Dataset entries:
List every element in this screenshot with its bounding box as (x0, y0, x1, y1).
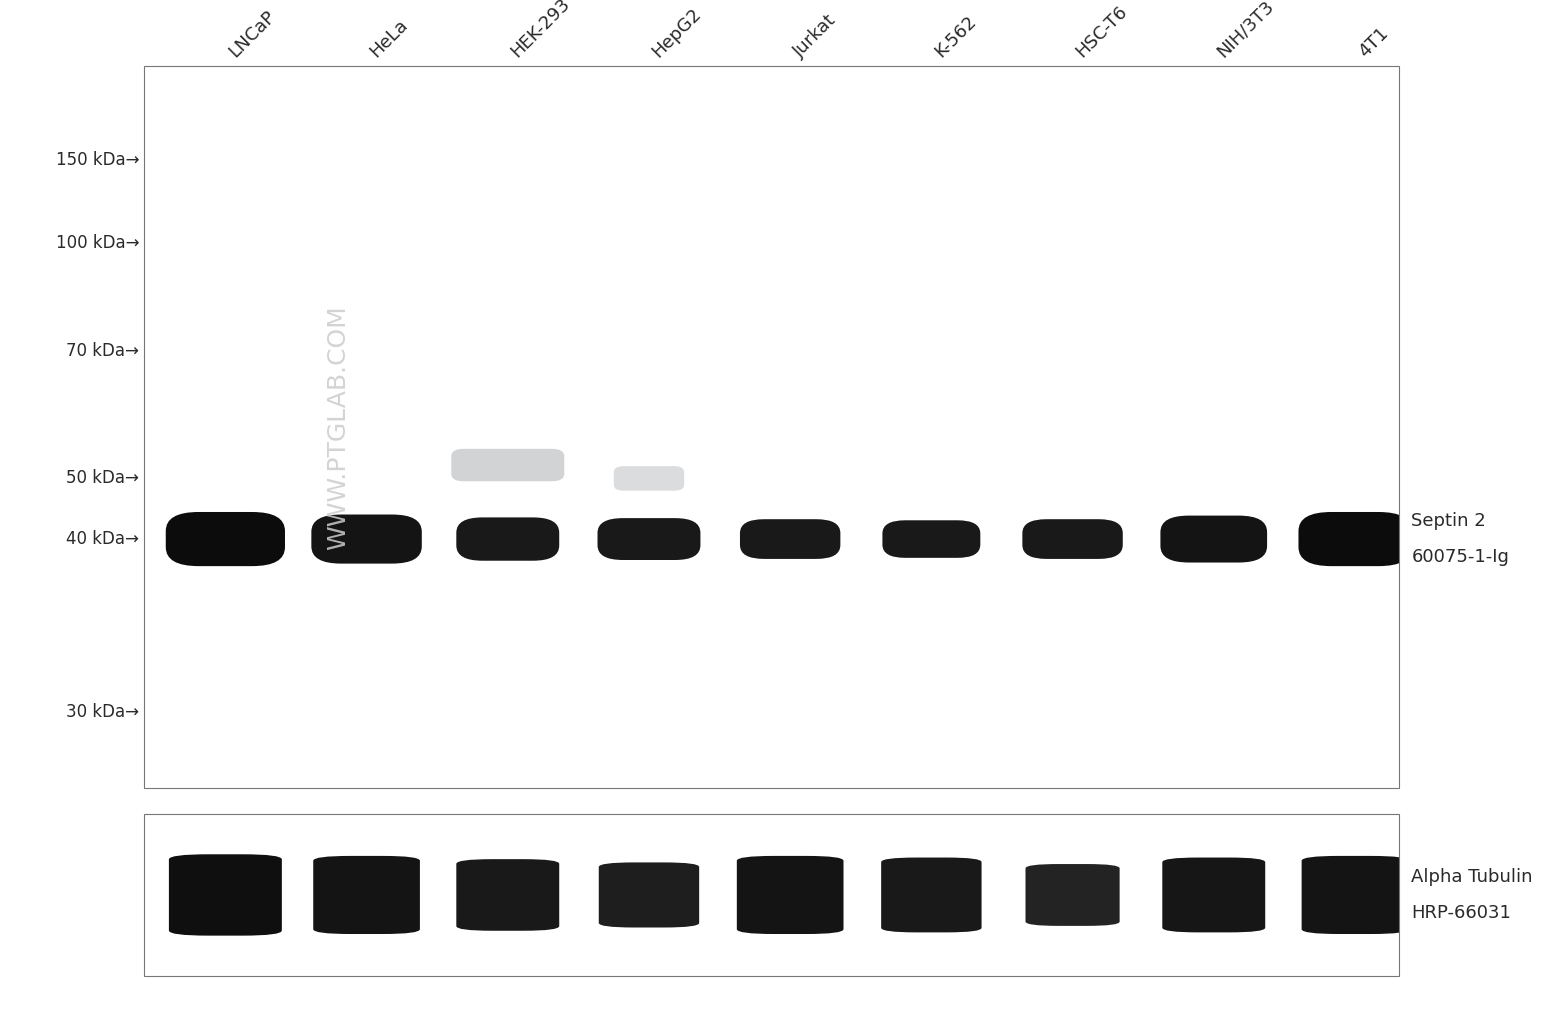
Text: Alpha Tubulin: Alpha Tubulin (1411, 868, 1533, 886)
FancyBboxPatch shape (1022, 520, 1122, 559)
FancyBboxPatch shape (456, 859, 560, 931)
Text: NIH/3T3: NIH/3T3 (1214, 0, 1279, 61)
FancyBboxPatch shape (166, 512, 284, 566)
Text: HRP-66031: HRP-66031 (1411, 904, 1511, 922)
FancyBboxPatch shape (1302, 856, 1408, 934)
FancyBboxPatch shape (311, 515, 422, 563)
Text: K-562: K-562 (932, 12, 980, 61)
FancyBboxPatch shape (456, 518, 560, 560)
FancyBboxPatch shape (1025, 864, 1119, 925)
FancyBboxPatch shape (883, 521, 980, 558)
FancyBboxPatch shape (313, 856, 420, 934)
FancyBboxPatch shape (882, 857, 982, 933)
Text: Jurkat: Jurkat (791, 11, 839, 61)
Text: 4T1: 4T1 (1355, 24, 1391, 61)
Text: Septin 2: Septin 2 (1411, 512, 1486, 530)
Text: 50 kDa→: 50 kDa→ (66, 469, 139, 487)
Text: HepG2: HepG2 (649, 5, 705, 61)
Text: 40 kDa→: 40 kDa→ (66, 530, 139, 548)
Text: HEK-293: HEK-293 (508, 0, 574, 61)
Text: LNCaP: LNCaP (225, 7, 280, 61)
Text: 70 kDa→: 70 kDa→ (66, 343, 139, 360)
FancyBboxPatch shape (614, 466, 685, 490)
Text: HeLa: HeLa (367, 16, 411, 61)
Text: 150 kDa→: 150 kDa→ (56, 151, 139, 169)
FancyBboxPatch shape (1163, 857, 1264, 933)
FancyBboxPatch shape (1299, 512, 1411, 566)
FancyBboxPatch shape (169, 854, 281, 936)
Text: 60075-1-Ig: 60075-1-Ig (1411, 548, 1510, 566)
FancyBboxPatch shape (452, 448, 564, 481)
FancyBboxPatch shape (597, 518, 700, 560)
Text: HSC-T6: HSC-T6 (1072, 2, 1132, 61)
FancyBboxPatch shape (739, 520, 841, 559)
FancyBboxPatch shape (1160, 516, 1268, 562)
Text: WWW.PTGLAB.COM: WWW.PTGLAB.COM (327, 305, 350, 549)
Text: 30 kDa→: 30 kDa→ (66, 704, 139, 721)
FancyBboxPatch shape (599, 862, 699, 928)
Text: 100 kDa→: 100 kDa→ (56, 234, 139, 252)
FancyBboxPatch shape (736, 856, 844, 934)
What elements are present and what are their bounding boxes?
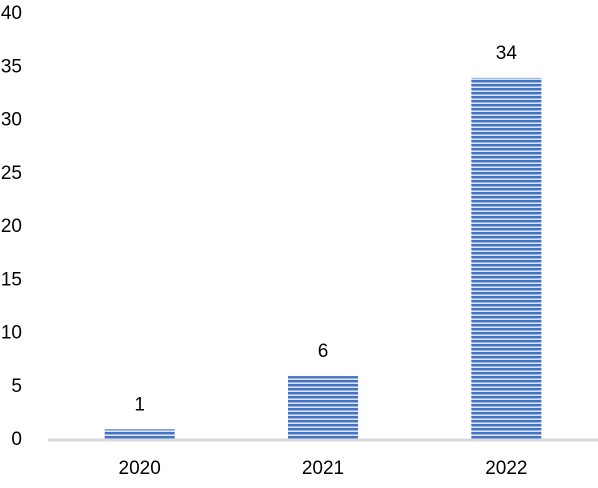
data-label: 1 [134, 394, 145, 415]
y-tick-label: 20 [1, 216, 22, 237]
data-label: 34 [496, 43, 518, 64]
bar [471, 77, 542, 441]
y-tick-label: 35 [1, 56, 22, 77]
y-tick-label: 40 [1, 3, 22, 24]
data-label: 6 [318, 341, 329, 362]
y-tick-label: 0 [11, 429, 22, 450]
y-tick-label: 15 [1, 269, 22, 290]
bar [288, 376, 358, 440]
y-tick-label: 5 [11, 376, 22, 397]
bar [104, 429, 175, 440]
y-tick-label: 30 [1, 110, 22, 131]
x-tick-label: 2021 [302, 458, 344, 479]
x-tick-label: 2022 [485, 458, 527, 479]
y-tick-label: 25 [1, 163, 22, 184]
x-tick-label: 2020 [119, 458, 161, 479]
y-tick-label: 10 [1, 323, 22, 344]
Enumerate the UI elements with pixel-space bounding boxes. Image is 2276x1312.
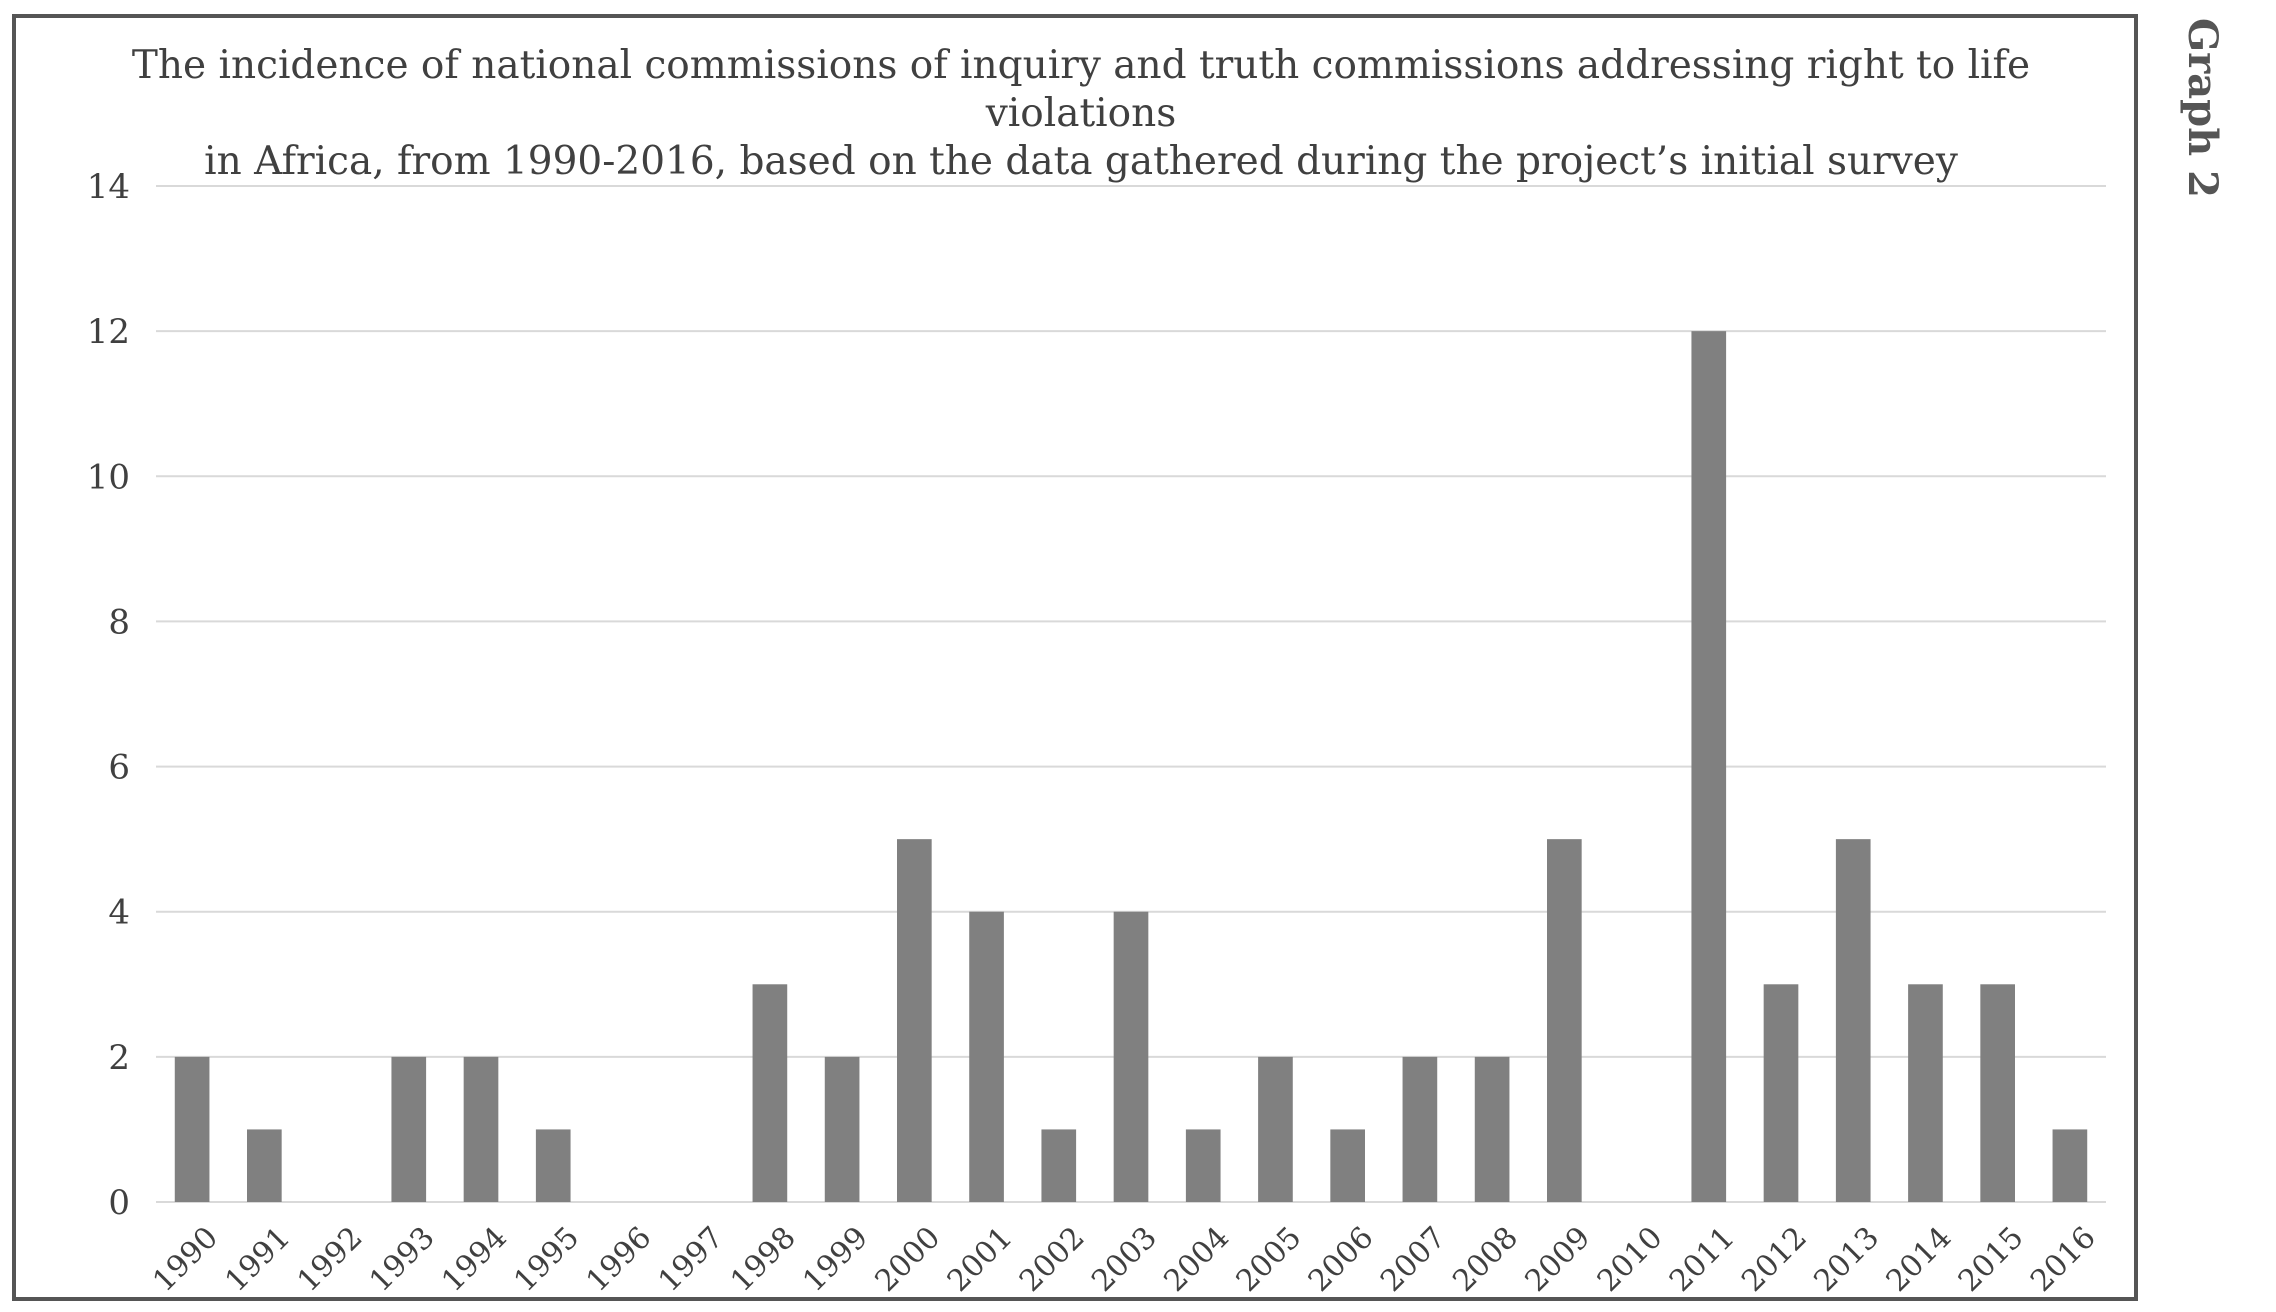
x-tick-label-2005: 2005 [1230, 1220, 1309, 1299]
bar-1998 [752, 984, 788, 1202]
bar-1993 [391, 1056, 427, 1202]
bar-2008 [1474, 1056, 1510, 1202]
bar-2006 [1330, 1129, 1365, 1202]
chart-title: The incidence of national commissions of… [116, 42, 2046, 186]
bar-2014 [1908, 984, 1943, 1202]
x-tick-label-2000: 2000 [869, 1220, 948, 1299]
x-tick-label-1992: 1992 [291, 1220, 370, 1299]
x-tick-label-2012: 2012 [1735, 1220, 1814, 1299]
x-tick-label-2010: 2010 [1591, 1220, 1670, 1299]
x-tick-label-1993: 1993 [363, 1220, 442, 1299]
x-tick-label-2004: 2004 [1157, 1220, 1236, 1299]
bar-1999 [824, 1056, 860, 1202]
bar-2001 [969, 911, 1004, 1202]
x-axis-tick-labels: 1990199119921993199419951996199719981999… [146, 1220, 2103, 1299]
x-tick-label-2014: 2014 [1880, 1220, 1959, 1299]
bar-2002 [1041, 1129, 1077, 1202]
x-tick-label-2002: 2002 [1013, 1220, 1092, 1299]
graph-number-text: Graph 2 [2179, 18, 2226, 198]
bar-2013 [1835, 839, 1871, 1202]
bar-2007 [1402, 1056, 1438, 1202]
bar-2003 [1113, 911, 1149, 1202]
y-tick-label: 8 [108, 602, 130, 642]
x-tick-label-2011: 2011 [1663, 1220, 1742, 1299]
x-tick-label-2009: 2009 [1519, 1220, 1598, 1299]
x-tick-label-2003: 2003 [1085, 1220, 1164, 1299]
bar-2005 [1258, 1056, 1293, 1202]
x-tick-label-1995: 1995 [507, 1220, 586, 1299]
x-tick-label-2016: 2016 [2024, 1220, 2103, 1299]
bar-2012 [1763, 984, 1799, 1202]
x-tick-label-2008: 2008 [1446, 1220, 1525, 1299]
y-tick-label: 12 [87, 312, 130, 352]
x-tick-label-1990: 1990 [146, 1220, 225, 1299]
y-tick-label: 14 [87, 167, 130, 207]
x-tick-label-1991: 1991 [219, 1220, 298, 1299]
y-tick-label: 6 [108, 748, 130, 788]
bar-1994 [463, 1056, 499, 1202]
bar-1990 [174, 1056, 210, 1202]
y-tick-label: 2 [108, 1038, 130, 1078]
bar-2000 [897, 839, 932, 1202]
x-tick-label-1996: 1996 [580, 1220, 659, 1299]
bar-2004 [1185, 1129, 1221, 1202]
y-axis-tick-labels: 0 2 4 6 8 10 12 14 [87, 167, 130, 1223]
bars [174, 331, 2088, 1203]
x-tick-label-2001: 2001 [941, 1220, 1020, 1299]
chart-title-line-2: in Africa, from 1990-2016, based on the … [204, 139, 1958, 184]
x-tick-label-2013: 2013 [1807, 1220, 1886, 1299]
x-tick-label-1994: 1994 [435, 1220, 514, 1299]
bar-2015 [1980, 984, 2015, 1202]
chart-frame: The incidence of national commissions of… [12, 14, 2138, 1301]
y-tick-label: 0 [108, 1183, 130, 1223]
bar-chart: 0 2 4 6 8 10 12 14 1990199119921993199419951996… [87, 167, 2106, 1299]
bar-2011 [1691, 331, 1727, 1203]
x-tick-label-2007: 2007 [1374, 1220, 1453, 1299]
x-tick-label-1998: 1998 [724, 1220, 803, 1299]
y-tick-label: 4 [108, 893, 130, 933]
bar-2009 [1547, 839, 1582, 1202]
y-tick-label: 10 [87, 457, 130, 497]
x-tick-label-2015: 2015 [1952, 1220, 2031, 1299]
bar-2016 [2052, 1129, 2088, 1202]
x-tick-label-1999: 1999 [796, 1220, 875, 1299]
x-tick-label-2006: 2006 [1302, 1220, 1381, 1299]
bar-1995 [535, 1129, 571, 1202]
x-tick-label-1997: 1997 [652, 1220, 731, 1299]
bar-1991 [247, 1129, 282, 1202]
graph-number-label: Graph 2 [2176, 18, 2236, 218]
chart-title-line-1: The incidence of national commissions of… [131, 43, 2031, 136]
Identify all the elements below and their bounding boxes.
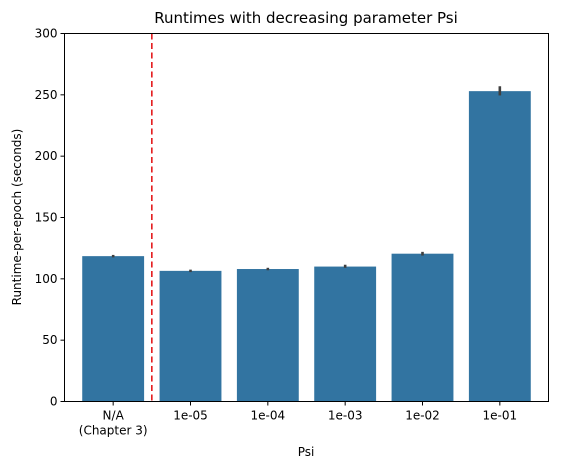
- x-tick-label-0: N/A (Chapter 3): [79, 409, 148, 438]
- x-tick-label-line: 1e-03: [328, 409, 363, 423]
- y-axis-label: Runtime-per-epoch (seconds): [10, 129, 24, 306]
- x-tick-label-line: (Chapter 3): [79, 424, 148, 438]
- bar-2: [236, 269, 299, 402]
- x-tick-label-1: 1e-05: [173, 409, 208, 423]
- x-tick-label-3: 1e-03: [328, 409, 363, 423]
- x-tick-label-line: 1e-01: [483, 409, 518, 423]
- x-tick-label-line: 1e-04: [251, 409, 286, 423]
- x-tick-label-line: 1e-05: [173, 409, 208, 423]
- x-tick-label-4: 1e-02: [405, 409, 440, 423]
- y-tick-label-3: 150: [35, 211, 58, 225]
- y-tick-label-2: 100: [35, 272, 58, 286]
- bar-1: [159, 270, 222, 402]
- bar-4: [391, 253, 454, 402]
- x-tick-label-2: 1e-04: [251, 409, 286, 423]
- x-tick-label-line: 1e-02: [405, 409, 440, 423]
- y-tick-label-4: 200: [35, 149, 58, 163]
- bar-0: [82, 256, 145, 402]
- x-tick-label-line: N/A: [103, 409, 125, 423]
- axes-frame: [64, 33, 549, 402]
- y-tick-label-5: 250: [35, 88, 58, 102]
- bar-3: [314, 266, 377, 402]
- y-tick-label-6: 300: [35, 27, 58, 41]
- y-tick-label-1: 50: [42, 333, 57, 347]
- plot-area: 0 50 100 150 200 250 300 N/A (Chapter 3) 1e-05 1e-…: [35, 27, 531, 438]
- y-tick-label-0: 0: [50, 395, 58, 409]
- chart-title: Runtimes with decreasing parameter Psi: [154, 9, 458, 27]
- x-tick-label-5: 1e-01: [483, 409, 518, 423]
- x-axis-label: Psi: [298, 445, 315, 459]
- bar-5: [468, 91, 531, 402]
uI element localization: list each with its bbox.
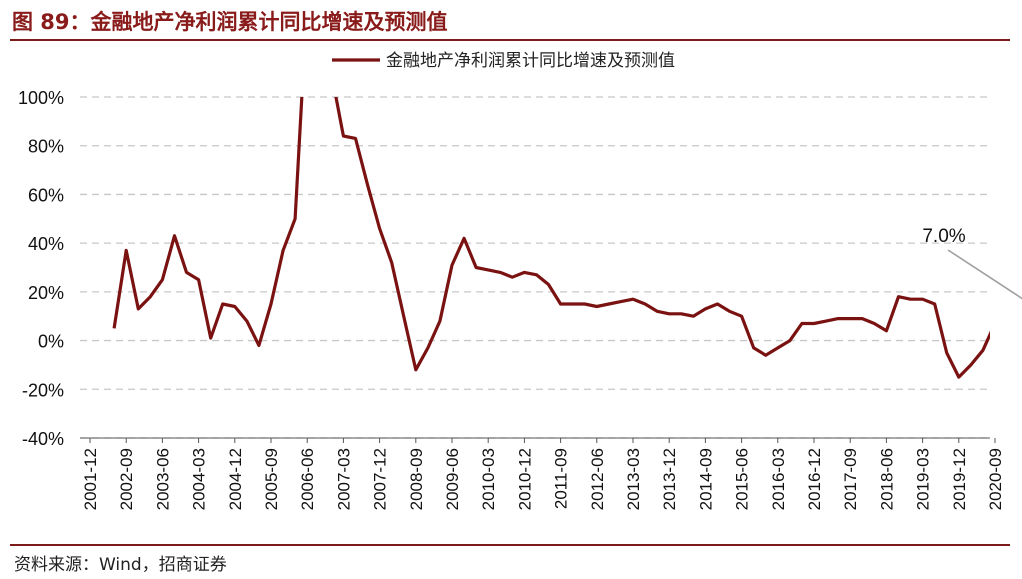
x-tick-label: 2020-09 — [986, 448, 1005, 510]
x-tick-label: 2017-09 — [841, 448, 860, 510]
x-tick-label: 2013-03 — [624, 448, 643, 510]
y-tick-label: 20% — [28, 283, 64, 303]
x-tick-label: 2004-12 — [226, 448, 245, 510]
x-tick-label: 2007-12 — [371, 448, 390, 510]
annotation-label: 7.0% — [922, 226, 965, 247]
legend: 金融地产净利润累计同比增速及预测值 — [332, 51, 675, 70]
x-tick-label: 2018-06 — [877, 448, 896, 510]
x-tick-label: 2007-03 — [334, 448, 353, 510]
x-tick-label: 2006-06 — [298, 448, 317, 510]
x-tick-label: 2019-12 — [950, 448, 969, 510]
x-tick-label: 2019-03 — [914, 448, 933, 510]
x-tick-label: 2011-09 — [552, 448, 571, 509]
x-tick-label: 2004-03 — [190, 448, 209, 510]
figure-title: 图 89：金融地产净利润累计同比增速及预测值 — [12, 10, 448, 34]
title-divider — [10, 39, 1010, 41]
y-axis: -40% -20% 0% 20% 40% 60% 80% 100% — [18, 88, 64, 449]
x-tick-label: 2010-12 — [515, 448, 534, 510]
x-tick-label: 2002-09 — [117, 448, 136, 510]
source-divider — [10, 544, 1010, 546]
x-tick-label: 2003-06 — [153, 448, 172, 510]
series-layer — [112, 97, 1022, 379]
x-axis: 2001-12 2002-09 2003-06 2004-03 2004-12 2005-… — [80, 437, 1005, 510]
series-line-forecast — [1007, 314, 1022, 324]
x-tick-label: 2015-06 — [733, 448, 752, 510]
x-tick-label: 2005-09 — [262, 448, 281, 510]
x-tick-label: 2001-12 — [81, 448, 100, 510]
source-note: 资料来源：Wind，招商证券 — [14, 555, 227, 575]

TASK DETAILS: Repeat the data lines starting with the one containing "x-tick-label: 2020-09 — [986, 448, 1005, 510]" and going on through the one containing "x-tick-label: 2007-03 — [334, 448, 353, 510]", with "annotation-label" swapped for "callout-label" and nothing else altered. Give only those lines.

SOLUTION TO THE EXERCISE:
x-tick-label: 2020-09 — [986, 448, 1005, 510]
x-tick-label: 2017-09 — [841, 448, 860, 510]
x-tick-label: 2013-03 — [624, 448, 643, 510]
y-tick-label: 20% — [28, 283, 64, 303]
x-tick-label: 2004-12 — [226, 448, 245, 510]
x-tick-label: 2007-12 — [371, 448, 390, 510]
callout-label: 7.0% — [922, 226, 965, 247]
legend: 金融地产净利润累计同比增速及预测值 — [332, 51, 675, 70]
x-tick-label: 2018-06 — [877, 448, 896, 510]
x-tick-label: 2007-03 — [334, 448, 353, 510]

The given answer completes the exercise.